▸ Requirements
Draw out every line with the word "sorta" from the listing below.
+++ Material provided +++
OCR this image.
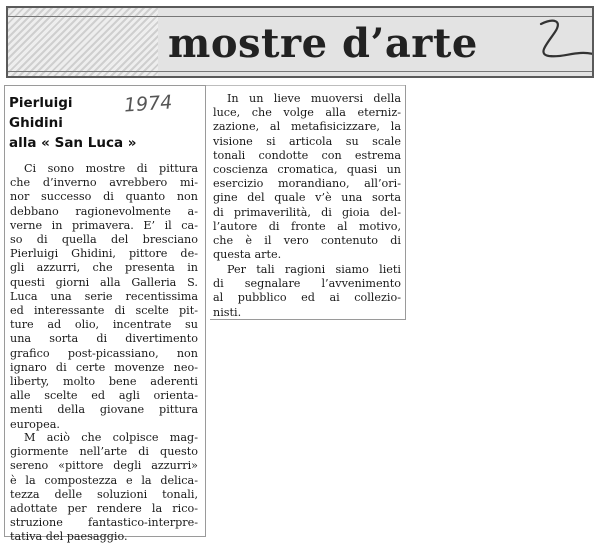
mostre d’arte
Pierluigi
Ghidini
alla « San Luca »
1974
Ci sono mostre di pittura
che d’inverno avrebbero mi-
nor successo di quanto non
debbano ragionevolmente a-
verne in primavera. E’ il ca-
so di quella del bresciano
Pierluigi Ghidini, pittore de-
gli azzurri, che presenta in
questi giorni alla Galleria S.
Luca una serie recentissima
ed interessante di scelte pit-
ture ad olio, incentrate su
una sorta di divertimento
grafico post-picassiano, non
ignaro di certe movenze neo-
liberty, molto bene aderenti
alle scelte ed agli orienta-
menti della giovane pittura
europea.
M aciò che colpisce mag-
giormente nell’arte di questo
sereno «pittore degli azzurri»
è la compostezza e la delica-
tezza delle soluzioni tonali,
adottate per rendere la rico-
struzione fantastico-interpre-
tativa del paesaggio.
In un lieve muoversi della
luce, che volge alla eterniz-
zazione, al metafisicizzare, la
visione si articola su scale
tonali condotte con estrema
coscienza cromatica, quasi un
esercizio morandiano, all’ori-
gine del quale v’è una sorta
di primaverilità, di gioia del-
l’autore di fronte al motivo,
che è il vero contenuto di
questa arte.
Per tali ragioni siamo lieti
di segnalare l’avvenimento
al pubblico ed ai collezio-
nisti.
+++
▸ Reply
una sorta di divertimento
gine del quale v’è una sorta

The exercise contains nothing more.